• INSTRUCTIONS TO FOLLOW:
Reply only with how many lines contain the word "شـوند".
---------- DATASET EXTRACT
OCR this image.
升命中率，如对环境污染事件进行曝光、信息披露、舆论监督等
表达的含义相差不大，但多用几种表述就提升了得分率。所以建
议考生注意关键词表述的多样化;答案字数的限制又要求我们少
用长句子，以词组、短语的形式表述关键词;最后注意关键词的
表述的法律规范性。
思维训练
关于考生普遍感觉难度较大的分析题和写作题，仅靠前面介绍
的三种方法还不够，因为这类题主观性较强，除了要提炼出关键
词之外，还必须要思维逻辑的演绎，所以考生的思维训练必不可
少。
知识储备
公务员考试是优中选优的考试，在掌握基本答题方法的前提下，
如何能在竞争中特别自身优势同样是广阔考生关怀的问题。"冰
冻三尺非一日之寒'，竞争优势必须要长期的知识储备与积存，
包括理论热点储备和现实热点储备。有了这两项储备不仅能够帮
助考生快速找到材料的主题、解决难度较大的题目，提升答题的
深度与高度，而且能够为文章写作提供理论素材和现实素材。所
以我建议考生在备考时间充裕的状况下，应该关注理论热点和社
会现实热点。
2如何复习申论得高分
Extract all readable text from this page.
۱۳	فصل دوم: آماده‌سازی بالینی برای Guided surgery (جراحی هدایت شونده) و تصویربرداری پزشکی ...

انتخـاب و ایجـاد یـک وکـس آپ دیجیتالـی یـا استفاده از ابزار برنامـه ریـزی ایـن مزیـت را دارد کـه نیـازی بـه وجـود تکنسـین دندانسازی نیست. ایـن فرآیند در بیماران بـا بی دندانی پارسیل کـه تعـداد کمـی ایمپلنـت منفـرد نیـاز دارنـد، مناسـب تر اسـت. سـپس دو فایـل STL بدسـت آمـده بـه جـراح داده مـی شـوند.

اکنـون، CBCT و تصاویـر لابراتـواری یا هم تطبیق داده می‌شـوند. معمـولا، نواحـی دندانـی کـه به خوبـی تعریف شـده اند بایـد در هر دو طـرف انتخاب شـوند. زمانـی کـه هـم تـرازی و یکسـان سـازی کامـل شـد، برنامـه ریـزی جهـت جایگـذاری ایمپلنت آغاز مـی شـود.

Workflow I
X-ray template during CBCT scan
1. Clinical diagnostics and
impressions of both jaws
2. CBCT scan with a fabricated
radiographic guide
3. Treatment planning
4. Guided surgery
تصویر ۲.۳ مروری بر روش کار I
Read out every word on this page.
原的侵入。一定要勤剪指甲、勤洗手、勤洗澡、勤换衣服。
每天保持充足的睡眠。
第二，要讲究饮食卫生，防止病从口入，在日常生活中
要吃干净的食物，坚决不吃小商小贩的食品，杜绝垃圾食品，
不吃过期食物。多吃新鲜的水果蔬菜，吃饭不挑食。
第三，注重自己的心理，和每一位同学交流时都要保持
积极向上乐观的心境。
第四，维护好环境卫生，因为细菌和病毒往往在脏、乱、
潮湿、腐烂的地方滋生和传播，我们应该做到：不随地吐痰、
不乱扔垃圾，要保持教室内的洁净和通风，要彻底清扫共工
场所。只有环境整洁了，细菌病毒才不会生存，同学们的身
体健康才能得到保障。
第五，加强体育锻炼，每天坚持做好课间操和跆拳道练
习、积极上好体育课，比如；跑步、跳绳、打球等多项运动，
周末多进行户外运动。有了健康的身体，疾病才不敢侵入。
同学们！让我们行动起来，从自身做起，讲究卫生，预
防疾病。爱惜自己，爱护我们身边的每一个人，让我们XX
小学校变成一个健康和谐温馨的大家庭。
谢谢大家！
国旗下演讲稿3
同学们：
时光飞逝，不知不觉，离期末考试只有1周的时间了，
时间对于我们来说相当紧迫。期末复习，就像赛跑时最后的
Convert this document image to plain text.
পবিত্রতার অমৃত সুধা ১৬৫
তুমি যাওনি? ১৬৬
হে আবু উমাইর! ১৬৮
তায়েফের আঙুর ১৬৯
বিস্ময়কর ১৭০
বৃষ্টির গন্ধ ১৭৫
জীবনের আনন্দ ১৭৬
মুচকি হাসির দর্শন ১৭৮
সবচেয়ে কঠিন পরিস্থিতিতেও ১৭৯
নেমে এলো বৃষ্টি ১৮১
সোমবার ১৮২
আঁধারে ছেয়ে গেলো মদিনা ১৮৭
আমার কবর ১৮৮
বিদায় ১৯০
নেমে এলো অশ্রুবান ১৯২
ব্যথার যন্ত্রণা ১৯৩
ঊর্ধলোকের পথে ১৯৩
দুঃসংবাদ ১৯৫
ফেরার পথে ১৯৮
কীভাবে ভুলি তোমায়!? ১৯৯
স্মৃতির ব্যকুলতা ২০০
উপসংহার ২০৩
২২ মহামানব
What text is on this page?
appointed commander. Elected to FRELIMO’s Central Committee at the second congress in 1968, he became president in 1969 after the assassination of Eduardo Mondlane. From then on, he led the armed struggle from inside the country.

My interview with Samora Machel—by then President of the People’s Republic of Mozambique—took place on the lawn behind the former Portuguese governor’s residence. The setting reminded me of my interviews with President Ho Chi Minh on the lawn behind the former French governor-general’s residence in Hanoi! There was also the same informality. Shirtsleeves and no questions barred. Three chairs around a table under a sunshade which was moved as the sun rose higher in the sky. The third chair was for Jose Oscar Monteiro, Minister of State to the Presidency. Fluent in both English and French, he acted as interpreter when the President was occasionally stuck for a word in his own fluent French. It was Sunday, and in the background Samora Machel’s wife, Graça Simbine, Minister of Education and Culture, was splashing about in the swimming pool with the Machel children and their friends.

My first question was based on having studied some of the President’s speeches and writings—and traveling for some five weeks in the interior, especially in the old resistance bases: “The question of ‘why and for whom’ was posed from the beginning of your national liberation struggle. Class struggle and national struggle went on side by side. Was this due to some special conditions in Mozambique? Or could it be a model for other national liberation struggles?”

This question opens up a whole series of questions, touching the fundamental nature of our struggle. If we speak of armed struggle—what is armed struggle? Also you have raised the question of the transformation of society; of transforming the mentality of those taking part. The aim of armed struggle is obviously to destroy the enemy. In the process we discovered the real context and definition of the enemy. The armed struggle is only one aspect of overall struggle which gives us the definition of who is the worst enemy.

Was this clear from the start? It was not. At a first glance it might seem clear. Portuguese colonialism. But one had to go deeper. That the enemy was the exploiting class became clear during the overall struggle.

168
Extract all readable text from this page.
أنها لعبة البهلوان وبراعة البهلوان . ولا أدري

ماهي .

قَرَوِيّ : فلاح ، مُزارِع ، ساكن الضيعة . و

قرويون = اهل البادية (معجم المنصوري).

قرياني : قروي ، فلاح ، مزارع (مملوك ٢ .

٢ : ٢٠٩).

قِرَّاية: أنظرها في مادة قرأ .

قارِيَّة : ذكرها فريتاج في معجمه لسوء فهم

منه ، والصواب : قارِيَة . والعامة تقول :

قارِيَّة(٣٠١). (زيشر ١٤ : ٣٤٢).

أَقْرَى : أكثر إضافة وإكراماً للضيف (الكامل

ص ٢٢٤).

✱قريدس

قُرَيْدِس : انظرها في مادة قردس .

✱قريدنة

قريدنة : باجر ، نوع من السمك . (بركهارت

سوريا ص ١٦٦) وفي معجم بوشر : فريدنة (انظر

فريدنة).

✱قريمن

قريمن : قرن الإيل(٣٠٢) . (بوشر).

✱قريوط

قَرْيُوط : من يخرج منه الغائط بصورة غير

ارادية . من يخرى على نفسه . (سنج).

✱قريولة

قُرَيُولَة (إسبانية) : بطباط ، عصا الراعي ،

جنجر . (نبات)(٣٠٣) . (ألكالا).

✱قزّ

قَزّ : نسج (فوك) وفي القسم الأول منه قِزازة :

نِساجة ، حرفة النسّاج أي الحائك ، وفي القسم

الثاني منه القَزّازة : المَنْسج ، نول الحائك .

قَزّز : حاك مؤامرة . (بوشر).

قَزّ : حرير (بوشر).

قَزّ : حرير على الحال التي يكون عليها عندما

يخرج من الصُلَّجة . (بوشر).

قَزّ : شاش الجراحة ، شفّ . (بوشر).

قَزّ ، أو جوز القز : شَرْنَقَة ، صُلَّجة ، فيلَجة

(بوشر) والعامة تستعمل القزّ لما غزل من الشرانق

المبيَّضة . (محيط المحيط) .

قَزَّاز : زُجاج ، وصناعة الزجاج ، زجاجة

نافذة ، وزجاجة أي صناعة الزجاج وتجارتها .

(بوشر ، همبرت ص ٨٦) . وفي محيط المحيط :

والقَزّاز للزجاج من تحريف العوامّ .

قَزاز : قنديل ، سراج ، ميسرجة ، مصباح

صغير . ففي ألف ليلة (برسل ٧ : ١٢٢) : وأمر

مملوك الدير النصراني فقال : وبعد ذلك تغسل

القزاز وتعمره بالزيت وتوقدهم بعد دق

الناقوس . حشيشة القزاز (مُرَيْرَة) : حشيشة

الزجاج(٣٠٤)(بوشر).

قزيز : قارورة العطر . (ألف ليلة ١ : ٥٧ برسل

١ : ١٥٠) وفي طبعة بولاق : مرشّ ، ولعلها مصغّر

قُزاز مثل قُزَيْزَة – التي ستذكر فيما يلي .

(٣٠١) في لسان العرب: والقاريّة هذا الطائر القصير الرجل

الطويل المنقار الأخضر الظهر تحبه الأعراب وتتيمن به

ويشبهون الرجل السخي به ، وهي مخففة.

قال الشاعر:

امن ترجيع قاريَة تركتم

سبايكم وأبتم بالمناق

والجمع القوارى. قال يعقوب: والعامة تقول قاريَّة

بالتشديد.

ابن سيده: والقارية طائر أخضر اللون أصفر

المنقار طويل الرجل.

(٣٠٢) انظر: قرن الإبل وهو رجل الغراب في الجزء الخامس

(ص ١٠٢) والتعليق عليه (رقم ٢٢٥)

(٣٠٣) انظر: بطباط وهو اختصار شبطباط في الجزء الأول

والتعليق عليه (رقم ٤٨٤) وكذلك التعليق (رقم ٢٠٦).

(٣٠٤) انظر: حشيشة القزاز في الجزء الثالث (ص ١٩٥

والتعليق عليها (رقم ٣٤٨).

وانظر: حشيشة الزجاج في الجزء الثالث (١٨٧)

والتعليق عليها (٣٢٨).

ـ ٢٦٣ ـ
--------------------
• REPLY TO THE EXERCISE:
2